Input for this task ->
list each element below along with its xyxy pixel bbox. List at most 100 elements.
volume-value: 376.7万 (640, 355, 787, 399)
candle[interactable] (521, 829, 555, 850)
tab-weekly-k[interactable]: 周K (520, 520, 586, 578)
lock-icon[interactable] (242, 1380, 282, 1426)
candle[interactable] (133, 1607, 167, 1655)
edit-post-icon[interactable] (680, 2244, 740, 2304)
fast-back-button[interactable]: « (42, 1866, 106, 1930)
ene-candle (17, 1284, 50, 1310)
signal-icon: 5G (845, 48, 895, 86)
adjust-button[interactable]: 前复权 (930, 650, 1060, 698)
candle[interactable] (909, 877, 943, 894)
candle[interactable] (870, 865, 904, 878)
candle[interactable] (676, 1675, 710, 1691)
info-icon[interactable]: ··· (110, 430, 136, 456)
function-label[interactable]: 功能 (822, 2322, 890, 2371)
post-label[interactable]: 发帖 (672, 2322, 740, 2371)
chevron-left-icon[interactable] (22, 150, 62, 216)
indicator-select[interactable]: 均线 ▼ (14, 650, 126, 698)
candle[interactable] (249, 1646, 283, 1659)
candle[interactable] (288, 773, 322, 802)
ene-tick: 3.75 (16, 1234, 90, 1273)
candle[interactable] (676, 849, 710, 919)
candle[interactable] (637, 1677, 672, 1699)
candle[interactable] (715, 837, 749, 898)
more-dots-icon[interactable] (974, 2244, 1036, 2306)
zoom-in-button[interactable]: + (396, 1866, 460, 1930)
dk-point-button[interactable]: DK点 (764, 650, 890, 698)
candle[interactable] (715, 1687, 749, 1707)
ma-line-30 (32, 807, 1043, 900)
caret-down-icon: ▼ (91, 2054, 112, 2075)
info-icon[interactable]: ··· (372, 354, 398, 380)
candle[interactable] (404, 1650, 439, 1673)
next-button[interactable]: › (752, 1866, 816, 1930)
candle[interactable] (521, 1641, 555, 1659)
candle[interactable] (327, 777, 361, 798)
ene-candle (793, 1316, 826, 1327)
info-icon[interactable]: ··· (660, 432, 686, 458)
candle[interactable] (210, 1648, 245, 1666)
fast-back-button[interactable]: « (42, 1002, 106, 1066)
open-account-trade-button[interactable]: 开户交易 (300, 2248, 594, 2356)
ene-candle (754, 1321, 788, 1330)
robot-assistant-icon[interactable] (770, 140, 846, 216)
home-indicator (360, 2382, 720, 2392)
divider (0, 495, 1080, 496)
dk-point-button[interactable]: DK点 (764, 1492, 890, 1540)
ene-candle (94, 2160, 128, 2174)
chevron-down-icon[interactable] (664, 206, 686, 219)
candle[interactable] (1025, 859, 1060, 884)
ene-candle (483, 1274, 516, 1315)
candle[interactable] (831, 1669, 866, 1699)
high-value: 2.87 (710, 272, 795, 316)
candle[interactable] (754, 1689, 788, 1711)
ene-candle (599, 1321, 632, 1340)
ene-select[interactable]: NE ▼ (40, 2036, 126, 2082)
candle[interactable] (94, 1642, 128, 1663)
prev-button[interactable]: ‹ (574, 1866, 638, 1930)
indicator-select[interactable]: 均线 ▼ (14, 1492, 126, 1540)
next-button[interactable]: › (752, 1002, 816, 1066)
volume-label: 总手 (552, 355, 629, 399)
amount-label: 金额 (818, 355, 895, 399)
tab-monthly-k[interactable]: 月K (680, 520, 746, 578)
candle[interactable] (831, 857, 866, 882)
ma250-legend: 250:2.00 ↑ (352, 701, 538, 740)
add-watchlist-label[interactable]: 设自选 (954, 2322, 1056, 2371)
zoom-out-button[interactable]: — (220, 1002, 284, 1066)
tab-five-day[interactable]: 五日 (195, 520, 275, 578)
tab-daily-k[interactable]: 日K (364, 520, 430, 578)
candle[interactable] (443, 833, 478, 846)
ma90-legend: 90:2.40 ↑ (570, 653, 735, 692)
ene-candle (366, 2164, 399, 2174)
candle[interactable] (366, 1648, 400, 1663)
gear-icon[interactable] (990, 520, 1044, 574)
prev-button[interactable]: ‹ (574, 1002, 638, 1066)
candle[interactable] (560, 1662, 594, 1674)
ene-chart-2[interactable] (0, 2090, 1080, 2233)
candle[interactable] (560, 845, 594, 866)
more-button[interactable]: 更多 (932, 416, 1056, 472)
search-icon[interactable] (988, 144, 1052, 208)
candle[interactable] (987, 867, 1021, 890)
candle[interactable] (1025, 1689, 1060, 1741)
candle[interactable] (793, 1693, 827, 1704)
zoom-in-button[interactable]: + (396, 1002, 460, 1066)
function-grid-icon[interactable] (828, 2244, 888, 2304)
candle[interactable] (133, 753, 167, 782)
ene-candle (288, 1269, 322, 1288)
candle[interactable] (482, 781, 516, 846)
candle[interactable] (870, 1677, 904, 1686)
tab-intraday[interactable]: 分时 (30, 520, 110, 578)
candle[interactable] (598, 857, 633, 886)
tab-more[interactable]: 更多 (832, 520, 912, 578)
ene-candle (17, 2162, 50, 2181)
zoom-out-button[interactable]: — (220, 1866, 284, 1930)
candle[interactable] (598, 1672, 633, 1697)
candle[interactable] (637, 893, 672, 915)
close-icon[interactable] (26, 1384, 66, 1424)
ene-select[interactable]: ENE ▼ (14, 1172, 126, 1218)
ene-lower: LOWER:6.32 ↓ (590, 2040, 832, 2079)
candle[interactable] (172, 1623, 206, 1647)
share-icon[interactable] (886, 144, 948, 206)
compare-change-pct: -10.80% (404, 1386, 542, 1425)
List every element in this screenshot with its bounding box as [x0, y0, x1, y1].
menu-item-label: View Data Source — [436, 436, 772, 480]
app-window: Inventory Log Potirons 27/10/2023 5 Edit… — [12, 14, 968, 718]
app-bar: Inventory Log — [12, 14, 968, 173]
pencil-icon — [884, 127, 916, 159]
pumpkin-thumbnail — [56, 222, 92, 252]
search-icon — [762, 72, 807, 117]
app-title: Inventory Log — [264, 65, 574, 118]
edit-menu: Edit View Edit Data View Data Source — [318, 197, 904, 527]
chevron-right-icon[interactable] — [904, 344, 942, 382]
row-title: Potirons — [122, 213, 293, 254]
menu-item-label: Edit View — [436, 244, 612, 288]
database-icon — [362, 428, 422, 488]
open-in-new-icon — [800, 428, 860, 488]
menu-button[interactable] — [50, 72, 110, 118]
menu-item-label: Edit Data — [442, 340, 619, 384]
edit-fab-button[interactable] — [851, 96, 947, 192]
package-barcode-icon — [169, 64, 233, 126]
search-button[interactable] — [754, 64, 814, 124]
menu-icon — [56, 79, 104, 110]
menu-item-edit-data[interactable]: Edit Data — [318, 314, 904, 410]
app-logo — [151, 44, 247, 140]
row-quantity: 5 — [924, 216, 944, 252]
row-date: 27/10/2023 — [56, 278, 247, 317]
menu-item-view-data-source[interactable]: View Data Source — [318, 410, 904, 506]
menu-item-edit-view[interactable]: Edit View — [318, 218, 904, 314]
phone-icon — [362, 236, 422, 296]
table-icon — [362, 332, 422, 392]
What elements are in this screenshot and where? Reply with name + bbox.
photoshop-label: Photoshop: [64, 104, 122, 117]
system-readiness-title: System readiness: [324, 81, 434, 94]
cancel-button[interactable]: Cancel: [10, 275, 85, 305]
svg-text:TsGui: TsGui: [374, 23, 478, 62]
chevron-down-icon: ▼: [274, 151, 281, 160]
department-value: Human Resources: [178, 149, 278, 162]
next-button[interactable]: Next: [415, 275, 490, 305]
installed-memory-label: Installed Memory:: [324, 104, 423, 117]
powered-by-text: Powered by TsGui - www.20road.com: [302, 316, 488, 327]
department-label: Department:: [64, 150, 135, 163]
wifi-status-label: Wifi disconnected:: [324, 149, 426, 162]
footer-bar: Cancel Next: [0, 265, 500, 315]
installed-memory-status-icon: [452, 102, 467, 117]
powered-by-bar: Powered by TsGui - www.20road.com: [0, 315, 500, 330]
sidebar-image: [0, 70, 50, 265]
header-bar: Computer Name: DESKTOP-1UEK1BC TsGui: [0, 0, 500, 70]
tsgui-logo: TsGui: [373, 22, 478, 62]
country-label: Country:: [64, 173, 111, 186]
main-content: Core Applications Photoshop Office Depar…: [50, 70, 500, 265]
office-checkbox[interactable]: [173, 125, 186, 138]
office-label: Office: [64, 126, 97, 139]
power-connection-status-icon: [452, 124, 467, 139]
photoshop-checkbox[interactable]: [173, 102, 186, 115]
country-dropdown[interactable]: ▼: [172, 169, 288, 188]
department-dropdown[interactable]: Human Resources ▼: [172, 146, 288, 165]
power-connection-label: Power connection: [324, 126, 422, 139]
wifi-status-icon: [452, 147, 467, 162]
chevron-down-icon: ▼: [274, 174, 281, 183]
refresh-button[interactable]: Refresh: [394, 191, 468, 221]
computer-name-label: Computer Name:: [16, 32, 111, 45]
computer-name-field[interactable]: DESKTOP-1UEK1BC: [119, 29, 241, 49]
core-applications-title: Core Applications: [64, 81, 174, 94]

Work to complete -> Could you update the records from the first line through the line containing "candle[interactable] (637, 1677, 672, 1699)", both included, by replacing "fast-back-button" with "rewind-button" and leaving everything else unchanged?

Worked answer ->
list each element below along with its xyxy pixel bbox. List at most 100 elements.
volume-value: 376.7万 (640, 355, 787, 399)
candle[interactable] (521, 829, 555, 850)
tab-weekly-k[interactable]: 周K (520, 520, 586, 578)
lock-icon[interactable] (242, 1380, 282, 1426)
candle[interactable] (133, 1607, 167, 1655)
edit-post-icon[interactable] (680, 2244, 740, 2304)
rewind-button[interactable]: « (42, 1866, 106, 1930)
ene-candle (17, 1284, 50, 1310)
signal-icon: 5G (845, 48, 895, 86)
adjust-button[interactable]: 前复权 (930, 650, 1060, 698)
candle[interactable] (909, 877, 943, 894)
candle[interactable] (870, 865, 904, 878)
candle[interactable] (676, 1675, 710, 1691)
info-icon[interactable]: ··· (110, 430, 136, 456)
function-label[interactable]: 功能 (822, 2322, 890, 2371)
post-label[interactable]: 发帖 (672, 2322, 740, 2371)
chevron-left-icon[interactable] (22, 150, 62, 216)
indicator-select[interactable]: 均线 ▼ (14, 650, 126, 698)
candle[interactable] (249, 1646, 283, 1659)
candle[interactable] (288, 773, 322, 802)
ene-tick: 3.75 (16, 1234, 90, 1273)
candle[interactable] (676, 849, 710, 919)
candle[interactable] (637, 1677, 672, 1699)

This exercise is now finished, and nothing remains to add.